# [ROWS]
___

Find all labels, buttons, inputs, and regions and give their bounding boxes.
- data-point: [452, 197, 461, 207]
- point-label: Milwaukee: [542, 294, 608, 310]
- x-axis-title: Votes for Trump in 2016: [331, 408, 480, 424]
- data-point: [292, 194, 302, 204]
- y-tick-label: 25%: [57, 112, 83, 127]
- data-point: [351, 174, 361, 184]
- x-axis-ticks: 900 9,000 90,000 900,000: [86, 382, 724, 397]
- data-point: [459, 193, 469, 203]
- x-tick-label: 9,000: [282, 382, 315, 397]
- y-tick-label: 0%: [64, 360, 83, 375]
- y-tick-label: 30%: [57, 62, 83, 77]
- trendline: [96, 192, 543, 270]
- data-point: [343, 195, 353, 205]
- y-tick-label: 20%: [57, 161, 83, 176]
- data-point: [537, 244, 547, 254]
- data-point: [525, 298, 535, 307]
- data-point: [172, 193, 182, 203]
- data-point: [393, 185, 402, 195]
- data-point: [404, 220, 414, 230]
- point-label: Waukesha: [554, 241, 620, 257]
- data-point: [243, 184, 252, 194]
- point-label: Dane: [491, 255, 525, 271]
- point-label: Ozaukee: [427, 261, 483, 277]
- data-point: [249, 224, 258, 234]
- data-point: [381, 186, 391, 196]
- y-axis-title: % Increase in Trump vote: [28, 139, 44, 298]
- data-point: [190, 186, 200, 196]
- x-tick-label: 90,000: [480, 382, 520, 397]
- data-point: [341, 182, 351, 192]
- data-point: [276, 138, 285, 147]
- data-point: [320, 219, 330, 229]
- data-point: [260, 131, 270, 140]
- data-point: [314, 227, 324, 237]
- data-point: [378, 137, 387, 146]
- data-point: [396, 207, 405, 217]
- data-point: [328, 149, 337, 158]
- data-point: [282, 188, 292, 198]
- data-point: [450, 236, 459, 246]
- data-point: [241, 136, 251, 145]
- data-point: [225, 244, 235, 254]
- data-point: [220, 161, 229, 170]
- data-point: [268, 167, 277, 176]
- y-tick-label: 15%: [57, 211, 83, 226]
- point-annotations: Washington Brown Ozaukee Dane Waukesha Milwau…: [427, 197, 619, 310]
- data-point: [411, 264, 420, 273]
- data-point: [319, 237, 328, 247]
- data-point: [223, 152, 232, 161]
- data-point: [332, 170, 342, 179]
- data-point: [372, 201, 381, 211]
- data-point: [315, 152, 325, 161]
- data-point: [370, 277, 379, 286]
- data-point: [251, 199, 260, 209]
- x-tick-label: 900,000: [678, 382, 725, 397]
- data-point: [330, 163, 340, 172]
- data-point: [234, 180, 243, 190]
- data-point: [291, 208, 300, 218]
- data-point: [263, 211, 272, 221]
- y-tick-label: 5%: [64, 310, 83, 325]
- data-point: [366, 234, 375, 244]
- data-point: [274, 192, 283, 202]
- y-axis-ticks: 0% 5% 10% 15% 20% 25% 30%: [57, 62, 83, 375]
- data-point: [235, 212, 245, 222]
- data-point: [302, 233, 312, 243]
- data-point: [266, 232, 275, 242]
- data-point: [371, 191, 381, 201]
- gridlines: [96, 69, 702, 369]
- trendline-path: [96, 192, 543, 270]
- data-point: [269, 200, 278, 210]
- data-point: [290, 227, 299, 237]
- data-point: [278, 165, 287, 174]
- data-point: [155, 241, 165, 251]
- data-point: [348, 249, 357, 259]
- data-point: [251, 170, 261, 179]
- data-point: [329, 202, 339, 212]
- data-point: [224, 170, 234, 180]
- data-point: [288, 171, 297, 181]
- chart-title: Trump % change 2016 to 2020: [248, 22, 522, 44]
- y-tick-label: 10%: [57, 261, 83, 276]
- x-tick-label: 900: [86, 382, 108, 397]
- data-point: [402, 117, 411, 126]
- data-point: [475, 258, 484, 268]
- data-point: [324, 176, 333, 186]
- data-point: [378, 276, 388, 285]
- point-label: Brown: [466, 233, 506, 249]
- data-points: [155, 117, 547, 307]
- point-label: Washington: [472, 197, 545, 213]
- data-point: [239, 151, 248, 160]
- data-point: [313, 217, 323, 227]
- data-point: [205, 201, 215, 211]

___

# [STATED TASK]
Copy all of the items above, replacing every "point-label" with "county-label" and leaving everything else unchanged.

# [RESPONSE]
Find all labels, buttons, inputs, and regions and give their bounding boxes.
- data-point: [452, 197, 461, 207]
- county-label: Milwaukee: [542, 294, 608, 310]
- x-axis-title: Votes for Trump in 2016: [331, 408, 480, 424]
- data-point: [292, 194, 302, 204]
- y-tick-label: 25%: [57, 112, 83, 127]
- data-point: [351, 174, 361, 184]
- x-axis-ticks: 900 9,000 90,000 900,000: [86, 382, 724, 397]
- data-point: [459, 193, 469, 203]
- x-tick-label: 9,000: [282, 382, 315, 397]
- y-tick-label: 0%: [64, 360, 83, 375]
- y-tick-label: 30%: [57, 62, 83, 77]
- trendline: [96, 192, 543, 270]
- data-point: [343, 195, 353, 205]
- y-tick-label: 20%: [57, 161, 83, 176]
- data-point: [537, 244, 547, 254]
- data-point: [525, 298, 535, 307]
- data-point: [172, 193, 182, 203]
- data-point: [393, 185, 402, 195]
- data-point: [404, 220, 414, 230]
- county-label: Waukesha: [554, 241, 620, 257]
- data-point: [243, 184, 252, 194]
- county-label: Dane: [491, 255, 525, 271]
- county-label: Ozaukee: [427, 261, 483, 277]
- data-point: [249, 224, 258, 234]
- data-point: [381, 186, 391, 196]
- y-axis-title: % Increase in Trump vote: [28, 139, 44, 298]
- data-point: [190, 186, 200, 196]
- x-tick-label: 90,000: [480, 382, 520, 397]
- data-point: [341, 182, 351, 192]
- data-point: [276, 138, 285, 147]
- data-point: [320, 219, 330, 229]
- data-point: [260, 131, 270, 140]
- data-point: [314, 227, 324, 237]
- data-point: [378, 137, 387, 146]
- data-point: [396, 207, 405, 217]
- data-point: [328, 149, 337, 158]
- data-point: [282, 188, 292, 198]
- data-point: [450, 236, 459, 246]
- data-point: [241, 136, 251, 145]
- data-point: [225, 244, 235, 254]
- data-point: [220, 161, 229, 170]
- data-point: [268, 167, 277, 176]
- y-tick-label: 15%: [57, 211, 83, 226]
- point-annotations: Washington Brown Ozaukee Dane Waukesha Milwau…: [427, 197, 619, 310]
- data-point: [411, 264, 420, 273]
- data-point: [319, 237, 328, 247]
- data-point: [223, 152, 232, 161]
- data-point: [332, 170, 342, 179]
- data-point: [372, 201, 381, 211]
- data-point: [315, 152, 325, 161]
- data-point: [370, 277, 379, 286]
- data-point: [251, 199, 260, 209]
- x-tick-label: 900,000: [678, 382, 725, 397]
- data-point: [330, 163, 340, 172]
- data-point: [234, 180, 243, 190]
- data-point: [291, 208, 300, 218]
- data-point: [263, 211, 272, 221]
- y-tick-label: 5%: [64, 310, 83, 325]
- data-point: [366, 234, 375, 244]
- data-point: [274, 192, 283, 202]
- y-axis-ticks: 0% 5% 10% 15% 20% 25% 30%: [57, 62, 83, 375]
- data-point: [235, 212, 245, 222]
- data-point: [302, 233, 312, 243]
- data-point: [266, 232, 275, 242]
- data-point: [371, 191, 381, 201]
- gridlines: [96, 69, 702, 369]
- trendline-path: [96, 192, 543, 270]
- data-point: [269, 200, 278, 210]
- data-point: [290, 227, 299, 237]
- data-point: [278, 165, 287, 174]
- data-point: [155, 241, 165, 251]
- data-point: [348, 249, 357, 259]
- data-point: [251, 170, 261, 179]
- data-point: [329, 202, 339, 212]
- data-point: [224, 170, 234, 180]
- data-point: [288, 171, 297, 181]
- chart-title: Trump % change 2016 to 2020: [248, 22, 522, 44]
- y-tick-label: 10%: [57, 261, 83, 276]
- x-tick-label: 900: [86, 382, 108, 397]
- data-point: [402, 117, 411, 126]
- data-point: [475, 258, 484, 268]
- data-point: [324, 176, 333, 186]
- data-point: [378, 276, 388, 285]
- county-label: Brown: [466, 233, 506, 249]
- data-points: [155, 117, 547, 307]
- county-label: Washington: [472, 197, 545, 213]
- data-point: [239, 151, 248, 160]
- data-point: [313, 217, 323, 227]
- data-point: [205, 201, 215, 211]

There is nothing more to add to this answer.